» Document excerpt:
# Lecture 4: Back-propagation

How do we compute the gradient in a complicated network?

Better way = Computational graph + chain rule

## Chain Rule

$$ \frac{df}{dx} =  \frac{df}{dg} \frac{dg}{dx} $$


## Backward propagation

Given function f(x,y) = z

From the function,

$$ \frac{\partial z}{\partial x} $$
$$ \frac{\partial z}{\partial y} $$ 

Can be calculated.
Therefore, after given $$ \frac{\partial L}{\partial z} $$
The following can be calculated

$$ \frac{\partial L}{\partial x} = \frac{\partial L}{\partial z} * \frac{\partial z}{\partial x} $$
$$ \frac{\partial L}{\partial y} = \frac{\partial L}{\partial z} * \frac{\partial z}{\partial y} $$

This process is called backward propagation.


## Example

$$ f: \hat{y} = x * w $$
$$ loss = (\hat{y} - y)^2 = (x*w -y)^2 $$

Let 
$$ \hat{y} - y = s $$
$$ loss = s^2 $$

Backward Propagation

$$ \frac{\partial loss}{\partial s} = \frac{\partial s^2}{\partial s} =2s $$
$$ \frac{\partial s}{\partial \hat{y}} = \frac{\partial (\hat{y}-y)}{\partial \hat{y}} =1 $$
$$ \frac{\partial \hat{y}}{\partial w}= \frac{\partial xw}{\partial w} = x$$
$$ \therefore \frac{\partial loss}{\partial w} = \frac{\partial loss}{\partial s} \frac{\partial s}{\partial \hat{y}} \frac{\partial \hat{y}}{\partial w} = 2sx $$

For example, when x=2, y=4, w=1 :

$$ \frac{\partial loss}{\partial w} = -8 $$


## Pytorch: Variable

In [9]:
import torch
from torch.autograd import Variable

x_data = [1.0, 2.0, 3.0]
y_data = [2.0, 4.0, 6.0]

w= Variable(torch.Tensor([1.0]), requires_grad=True) #Any Random Value

In [10]:
#our model forward pass
def forward(x):
    return x*w

#Loss function
def loss (x,y):
    y_pred = forward(x)

» Records shown:
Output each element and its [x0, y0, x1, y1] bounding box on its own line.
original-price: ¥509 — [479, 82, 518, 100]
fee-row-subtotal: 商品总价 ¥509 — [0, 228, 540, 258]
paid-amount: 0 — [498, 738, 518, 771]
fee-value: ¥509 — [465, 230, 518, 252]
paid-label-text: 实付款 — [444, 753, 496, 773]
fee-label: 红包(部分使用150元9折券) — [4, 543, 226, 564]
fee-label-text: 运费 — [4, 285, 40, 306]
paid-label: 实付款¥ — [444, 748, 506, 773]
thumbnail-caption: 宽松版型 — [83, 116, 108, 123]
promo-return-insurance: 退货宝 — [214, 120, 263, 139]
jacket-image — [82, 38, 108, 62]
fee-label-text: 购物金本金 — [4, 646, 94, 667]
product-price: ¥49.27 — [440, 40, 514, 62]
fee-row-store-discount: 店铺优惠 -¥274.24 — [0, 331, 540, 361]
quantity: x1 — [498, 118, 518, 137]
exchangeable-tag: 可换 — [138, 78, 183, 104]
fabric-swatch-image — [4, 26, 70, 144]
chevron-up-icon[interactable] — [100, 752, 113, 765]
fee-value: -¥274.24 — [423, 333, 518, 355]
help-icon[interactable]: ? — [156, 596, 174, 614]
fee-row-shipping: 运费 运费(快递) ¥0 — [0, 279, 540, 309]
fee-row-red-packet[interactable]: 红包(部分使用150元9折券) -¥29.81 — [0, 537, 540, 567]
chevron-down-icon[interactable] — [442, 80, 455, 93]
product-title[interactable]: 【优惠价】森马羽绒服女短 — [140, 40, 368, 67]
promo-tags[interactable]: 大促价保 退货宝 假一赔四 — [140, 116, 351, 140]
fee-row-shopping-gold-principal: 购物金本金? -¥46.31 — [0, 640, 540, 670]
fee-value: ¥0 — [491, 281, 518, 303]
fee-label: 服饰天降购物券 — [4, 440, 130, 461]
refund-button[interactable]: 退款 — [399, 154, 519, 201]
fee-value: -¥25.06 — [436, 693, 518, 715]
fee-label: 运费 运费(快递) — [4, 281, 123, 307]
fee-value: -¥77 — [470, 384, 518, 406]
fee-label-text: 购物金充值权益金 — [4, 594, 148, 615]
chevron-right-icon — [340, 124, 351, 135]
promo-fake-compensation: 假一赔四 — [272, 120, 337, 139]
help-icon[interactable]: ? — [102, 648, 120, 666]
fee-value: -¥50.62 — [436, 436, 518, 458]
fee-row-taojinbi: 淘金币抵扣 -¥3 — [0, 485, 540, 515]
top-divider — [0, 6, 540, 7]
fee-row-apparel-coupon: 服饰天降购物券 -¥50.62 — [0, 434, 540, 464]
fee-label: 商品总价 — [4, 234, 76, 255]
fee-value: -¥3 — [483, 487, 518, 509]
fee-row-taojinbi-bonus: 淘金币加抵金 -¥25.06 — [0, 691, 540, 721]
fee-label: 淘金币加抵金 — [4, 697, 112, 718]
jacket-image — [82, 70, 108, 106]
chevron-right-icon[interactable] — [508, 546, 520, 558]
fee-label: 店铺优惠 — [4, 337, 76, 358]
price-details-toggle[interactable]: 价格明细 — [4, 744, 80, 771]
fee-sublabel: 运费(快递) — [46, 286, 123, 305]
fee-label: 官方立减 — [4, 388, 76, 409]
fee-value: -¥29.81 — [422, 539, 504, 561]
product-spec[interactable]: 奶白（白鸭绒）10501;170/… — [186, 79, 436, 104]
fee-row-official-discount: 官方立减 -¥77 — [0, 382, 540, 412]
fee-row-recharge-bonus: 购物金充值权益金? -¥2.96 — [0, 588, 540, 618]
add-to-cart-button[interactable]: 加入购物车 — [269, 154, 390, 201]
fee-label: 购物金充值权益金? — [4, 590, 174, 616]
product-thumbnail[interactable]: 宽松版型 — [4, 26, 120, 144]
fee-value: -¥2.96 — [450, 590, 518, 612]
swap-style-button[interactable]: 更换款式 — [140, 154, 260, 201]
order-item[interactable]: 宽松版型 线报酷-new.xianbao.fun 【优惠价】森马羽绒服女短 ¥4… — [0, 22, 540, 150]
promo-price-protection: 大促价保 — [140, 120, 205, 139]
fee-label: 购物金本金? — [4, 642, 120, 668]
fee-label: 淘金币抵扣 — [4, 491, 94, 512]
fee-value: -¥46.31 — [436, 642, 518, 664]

» Things to do:
a – In the back-propagation notes, rewrite the section beginning "Given function f(x,y) = z" as a short list that keeps its main facts.
b – Proceed with the back-propagation notes from the last line shown, completing the code in progress.
The rows were taken from a different source than the back-propagation notes.

» Answers for the exercise:
a –
- For a function f(x,y) = z, the partial derivatives ∂z/∂x and ∂z/∂y can be calculated from the function itself.
- Once ∂L/∂z is given, ∂L/∂x = ∂L/∂z · ∂z/∂x and ∂L/∂y = ∂L/∂z · ∂z/∂y.
- This process is called backward propagation.

b –
    return (y_pred-y) * (y_pred -y)

#Before trainging
print("Predict (before training", 4, forward(4).data[0])

#Training loop
for epoch in range(10):
    for x_val, y_val in zip(x_data, y_data):
        l = loss(x_val, y_val)
        l.backward()
        print("\tgrad: ", x_val, y_val, w.grad.data[0])
        w.data = w.data -0.01 * w.grad.data

        #Manually zero the gradients after updating weights
        w.grad.data.zero_()
    print("progress:",epoch, l.data[0])

#After training
print("predict (after training)",4, forward(4).data[0])


Predict (before training 4 tensor(4.)
	grad:  1.0 2.0 tensor(-2.)
	grad:  2.0 4.0 tensor(-7.8400)
	grad:  3.0 6.0 tensor(-16.2288)
progress: 0 tensor(7.3159)
	grad:  1.0 2.0 tensor(-1.4786)
	grad:  2.0 4.0 tensor(-5.7962)
	grad:  3.0 6.0 tensor(-11.9981)
progress: 1 tensor(3.9988)
	grad:  1.0 2.0 tensor(-1.0932)
	grad:  2.0 4.0 tensor(-4.2852)
	grad:  3.0 6.0 tensor(-8.8704)
progress: 2 tensor(2.1857)
	grad:  1.0 2.0 tensor(-0.8082)
	grad:  2.0 4.0 tensor(-3.1681)
	grad:  3.0 6.0 tensor(-6.5580)
progress: 3 tensor(1.1946)
	grad:  1.0 2.0 tensor(-0.5975)
	grad:  2.0 4.0 tensor(-2.3422)
	grad:  3.0 6.0 tensor(-4.8484)
progress: 4 tensor(0.6530)
	grad:  1.0 2.0 tensor(-0.4417)
	grad:  2.0 4.0 tensor(-1.7316)
	grad:  3.0 6.0 tensor(-3.5845)
progress: 5 tensor(0.3569)
	grad:  1.0 2.0 tensor(-0.3266)
	grad:  2.0 4.0 tensor(-1.2802)
	grad:  3.0 6.0 tensor(-2.6500)
progress: 6 tensor(0.1951)
	grad:  1.0 2.0 tensor(-0.2414)
	grad:  2.0 4.0 tensor(-0.9465)
	grad:  3.0 6.0 tensor(-1.9592)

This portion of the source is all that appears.